Stated exercise
Your task is to copy every record exactly.
## START Recorded data
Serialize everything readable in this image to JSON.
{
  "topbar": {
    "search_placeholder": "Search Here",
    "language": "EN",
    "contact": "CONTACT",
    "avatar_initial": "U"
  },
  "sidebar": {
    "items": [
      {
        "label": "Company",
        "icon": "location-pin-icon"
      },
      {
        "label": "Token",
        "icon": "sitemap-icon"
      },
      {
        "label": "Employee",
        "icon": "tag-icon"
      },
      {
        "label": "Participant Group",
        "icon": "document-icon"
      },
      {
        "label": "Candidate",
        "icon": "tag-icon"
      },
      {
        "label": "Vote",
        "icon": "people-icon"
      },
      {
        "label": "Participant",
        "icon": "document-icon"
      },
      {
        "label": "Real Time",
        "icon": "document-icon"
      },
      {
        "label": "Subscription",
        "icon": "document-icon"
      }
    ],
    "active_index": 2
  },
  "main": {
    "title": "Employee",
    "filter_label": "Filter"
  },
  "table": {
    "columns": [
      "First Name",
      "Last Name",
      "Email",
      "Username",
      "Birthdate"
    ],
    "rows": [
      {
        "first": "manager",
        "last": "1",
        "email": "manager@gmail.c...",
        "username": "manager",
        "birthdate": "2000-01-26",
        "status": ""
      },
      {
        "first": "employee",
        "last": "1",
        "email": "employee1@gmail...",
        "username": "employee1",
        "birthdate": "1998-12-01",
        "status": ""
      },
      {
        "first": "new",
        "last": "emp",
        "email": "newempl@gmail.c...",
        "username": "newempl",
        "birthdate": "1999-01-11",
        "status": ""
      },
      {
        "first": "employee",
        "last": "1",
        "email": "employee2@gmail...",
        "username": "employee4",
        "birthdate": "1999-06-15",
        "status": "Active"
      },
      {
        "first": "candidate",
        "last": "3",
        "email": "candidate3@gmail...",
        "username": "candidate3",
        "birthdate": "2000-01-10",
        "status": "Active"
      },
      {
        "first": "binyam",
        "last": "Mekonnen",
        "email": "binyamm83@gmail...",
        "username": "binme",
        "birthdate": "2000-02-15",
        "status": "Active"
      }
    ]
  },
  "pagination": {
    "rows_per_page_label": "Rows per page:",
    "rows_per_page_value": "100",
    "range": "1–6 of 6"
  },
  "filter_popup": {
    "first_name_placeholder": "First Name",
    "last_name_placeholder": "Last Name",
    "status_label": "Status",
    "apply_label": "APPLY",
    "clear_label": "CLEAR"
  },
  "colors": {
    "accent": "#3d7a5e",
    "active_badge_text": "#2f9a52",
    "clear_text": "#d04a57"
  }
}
## END Recorded data
Finished task
Serialize everything readable in this image to JSON.
{
  "topbar": {
    "search_placeholder": "Search Here",
    "language": "EN",
    "contact": "CONTACT",
    "avatar_initial": "U"
  },
  "sidebar": {
    "items": [
      {
        "label": "Company",
        "icon": "location-pin-icon"
      },
      {
        "label": "Token",
        "icon": "sitemap-icon"
      },
      {
        "label": "Employee",
        "icon": "tag-icon"
      },
      {
        "label": "Participant Group",
        "icon": "document-icon"
      },
      {
        "label": "Candidate",
        "icon": "tag-icon"
      },
      {
        "label": "Vote",
        "icon": "people-icon"
      },
      {
        "label": "Participant",
        "icon": "document-icon"
      },
      {
        "label": "Real Time",
        "icon": "document-icon"
      },
      {
        "label": "Subscription",
        "icon": "document-icon"
      }
    ],
    "active_index": 2
  },
  "main": {
    "title": "Employee",
    "filter_label": "Filter"
  },
  "table": {
    "columns": [
      "First Name",
      "Last Name",
      "Email",
      "Username",
      "Birthdate"
    ],
    "rows": [
      {
        "first": "manager",
        "last": "1",
        "email": "manager@gmail.c...",
        "username": "manager",
        "birthdate": "2000-01-26",
        "status": ""
      },
      {
        "first": "employee",
        "last": "1",
        "email": "employee1@gmail...",
        "username": "employee1",
        "birthdate": "1998-12-01",
        "status": ""
      },
      {
        "first": "new",
        "last": "emp",
        "email": "newempl@gmail.c...",
        "username": "newempl",
        "birthdate": "1999-01-11",
        "status": ""
      },
      {
        "first": "employee",
        "last": "1",
        "email": "employee2@gmail...",
        "username": "employee4",
        "birthdate": "1999-06-15",
        "status": "Active"
      },
      {
        "first": "candidate",
        "last": "3",
        "email": "candidate3@gmail...",
        "username": "candidate3",
        "birthdate": "2000-01-10",
        "status": "Active"
      },
      {
        "first": "binyam",
        "last": "Mekonnen",
        "email": "binyamm83@gmail...",
        "username": "binme",
        "birthdate": "2000-02-15",
        "status": "Active"
      }
    ]
  },
  "pagination": {
    "rows_per_page_label": "Rows per page:",
    "rows_per_page_value": "100",
    "range": "1–6 of 6"
  },
  "filter_popup": {
    "first_name_placeholder": "First Name",
    "last_name_placeholder": "Last Name",
    "status_label": "Status",
    "apply_label": "APPLY",
    "clear_label": "CLEAR"
  },
  "colors": {
    "accent": "#3d7a5e",
    "active_badge_text": "#2f9a52",
    "clear_text": "#d04a57"
  }
}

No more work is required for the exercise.